A block of data:

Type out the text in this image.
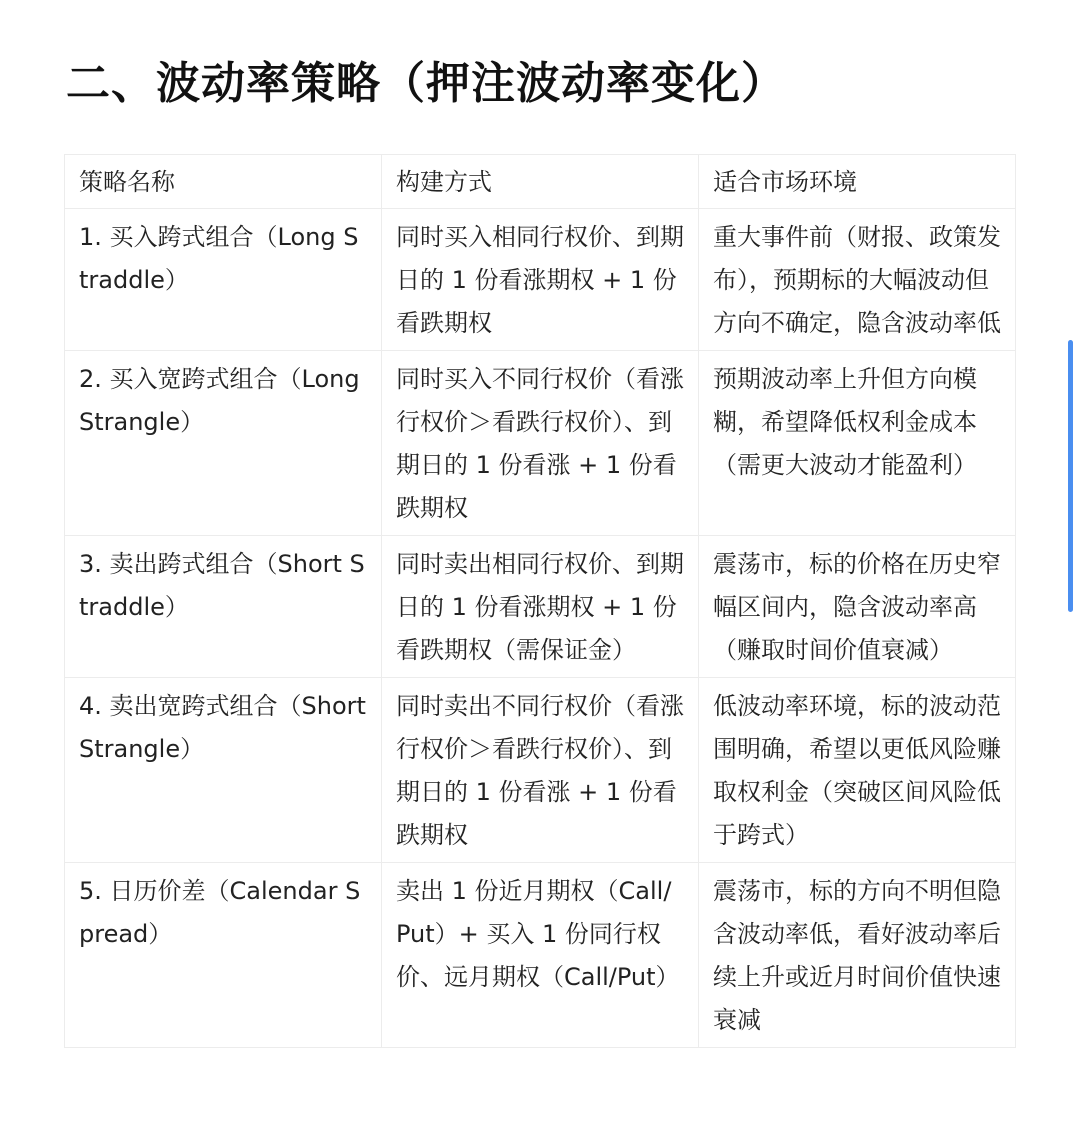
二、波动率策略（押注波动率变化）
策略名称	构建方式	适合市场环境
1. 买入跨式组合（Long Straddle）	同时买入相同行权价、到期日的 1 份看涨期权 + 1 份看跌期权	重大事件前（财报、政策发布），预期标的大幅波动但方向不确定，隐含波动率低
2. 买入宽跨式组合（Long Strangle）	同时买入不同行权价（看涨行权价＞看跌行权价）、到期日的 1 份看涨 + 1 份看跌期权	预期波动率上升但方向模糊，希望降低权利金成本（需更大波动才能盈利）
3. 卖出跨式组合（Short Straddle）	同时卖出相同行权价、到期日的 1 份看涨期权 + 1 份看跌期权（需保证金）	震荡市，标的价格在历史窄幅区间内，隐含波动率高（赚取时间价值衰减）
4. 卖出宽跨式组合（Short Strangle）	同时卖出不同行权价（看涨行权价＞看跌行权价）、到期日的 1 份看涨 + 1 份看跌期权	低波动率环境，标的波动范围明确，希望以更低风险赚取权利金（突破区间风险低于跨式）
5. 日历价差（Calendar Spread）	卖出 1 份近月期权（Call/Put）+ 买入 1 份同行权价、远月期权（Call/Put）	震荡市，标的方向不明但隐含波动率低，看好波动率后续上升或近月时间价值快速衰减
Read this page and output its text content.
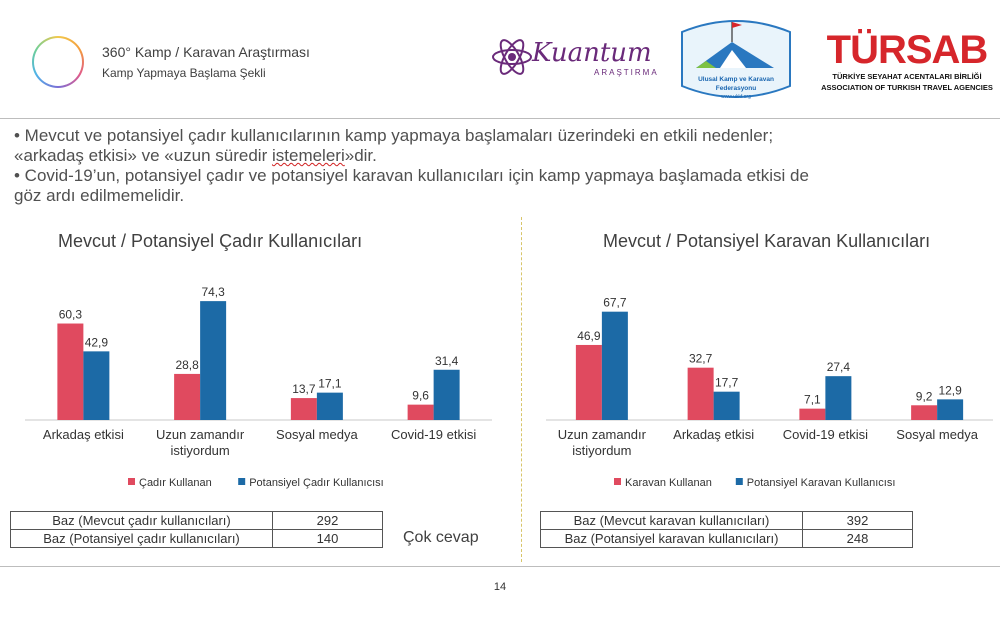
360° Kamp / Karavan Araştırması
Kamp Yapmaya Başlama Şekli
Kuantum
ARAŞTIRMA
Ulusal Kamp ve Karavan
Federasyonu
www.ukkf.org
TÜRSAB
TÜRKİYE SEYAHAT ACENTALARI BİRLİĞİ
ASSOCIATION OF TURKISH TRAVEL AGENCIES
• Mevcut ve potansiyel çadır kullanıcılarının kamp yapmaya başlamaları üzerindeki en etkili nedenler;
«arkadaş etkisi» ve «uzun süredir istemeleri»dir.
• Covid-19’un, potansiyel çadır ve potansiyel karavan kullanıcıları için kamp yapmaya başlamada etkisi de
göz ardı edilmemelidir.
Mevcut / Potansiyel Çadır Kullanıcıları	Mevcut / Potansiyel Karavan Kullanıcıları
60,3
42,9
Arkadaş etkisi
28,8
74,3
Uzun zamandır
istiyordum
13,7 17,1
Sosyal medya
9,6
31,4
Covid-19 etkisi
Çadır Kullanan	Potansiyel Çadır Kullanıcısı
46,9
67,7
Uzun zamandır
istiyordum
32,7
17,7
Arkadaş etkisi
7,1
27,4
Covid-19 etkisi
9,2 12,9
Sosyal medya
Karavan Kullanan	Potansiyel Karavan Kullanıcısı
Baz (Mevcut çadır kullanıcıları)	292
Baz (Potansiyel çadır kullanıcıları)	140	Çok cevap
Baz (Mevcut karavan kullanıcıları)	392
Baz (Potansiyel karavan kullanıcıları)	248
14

Aim:
Set the listing down in full and exactly. Pictures within it should not appear in the copy.

Full answer:
Type out the text in this image.
二、波动率策略（押注波动率变化）
策略名称	构建方式	适合市场环境
1. 买入跨式组合（Long Straddle）	同时买入相同行权价、到期日的 1 份看涨期权 + 1 份看跌期权	重大事件前（财报、政策发布），预期标的大幅波动但方向不确定，隐含波动率低
2. 买入宽跨式组合（Long Strangle）	同时买入不同行权价（看涨行权价＞看跌行权价）、到期日的 1 份看涨 + 1 份看跌期权	预期波动率上升但方向模糊，希望降低权利金成本（需更大波动才能盈利）
3. 卖出跨式组合（Short Straddle）	同时卖出相同行权价、到期日的 1 份看涨期权 + 1 份看跌期权（需保证金）	震荡市，标的价格在历史窄幅区间内，隐含波动率高（赚取时间价值衰减）
4. 卖出宽跨式组合（Short Strangle）	同时卖出不同行权价（看涨行权价＞看跌行权价）、到期日的 1 份看涨 + 1 份看跌期权	低波动率环境，标的波动范围明确，希望以更低风险赚取权利金（突破区间风险低于跨式）
5. 日历价差（Calendar Spread）	卖出 1 份近月期权（Call/Put）+ 买入 1 份同行权价、远月期权（Call/Put）	震荡市，标的方向不明但隐含波动率低，看好波动率后续上升或近月时间价值快速衰减
Read this page and output its text content.
360° Kamp / Karavan Araştırması
Kamp Yapmaya Başlama Şekli
Kuantum
ARAŞTIRMA
Ulusal Kamp ve Karavan
Federasyonu
www.ukkf.org
TÜRSAB
TÜRKİYE SEYAHAT ACENTALARI BİRLİĞİ
ASSOCIATION OF TURKISH TRAVEL AGENCIES
• Mevcut ve potansiyel çadır kullanıcılarının kamp yapmaya başlamaları üzerindeki en etkili nedenler;
«arkadaş etkisi» ve «uzun süredir istemeleri»dir.
• Covid-19’un, potansiyel çadır ve potansiyel karavan kullanıcıları için kamp yapmaya başlamada etkisi de
göz ardı edilmemelidir.
Mevcut / Potansiyel Çadır Kullanıcıları	Mevcut / Potansiyel Karavan Kullanıcıları
60,3
42,9
Arkadaş etkisi
28,8
74,3
Uzun zamandır
istiyordum
13,7 17,1
Sosyal medya
9,6
31,4
Covid-19 etkisi
Çadır Kullanan	Potansiyel Çadır Kullanıcısı
46,9
67,7
Uzun zamandır
istiyordum
32,7
17,7
Arkadaş etkisi
7,1
27,4
Covid-19 etkisi
9,2 12,9
Sosyal medya
Karavan Kullanan	Potansiyel Karavan Kullanıcısı
Baz (Mevcut çadır kullanıcıları)	292
Baz (Potansiyel çadır kullanıcıları)	140	Çok cevap
Baz (Mevcut karavan kullanıcıları)	392
Baz (Potansiyel karavan kullanıcıları)	248
14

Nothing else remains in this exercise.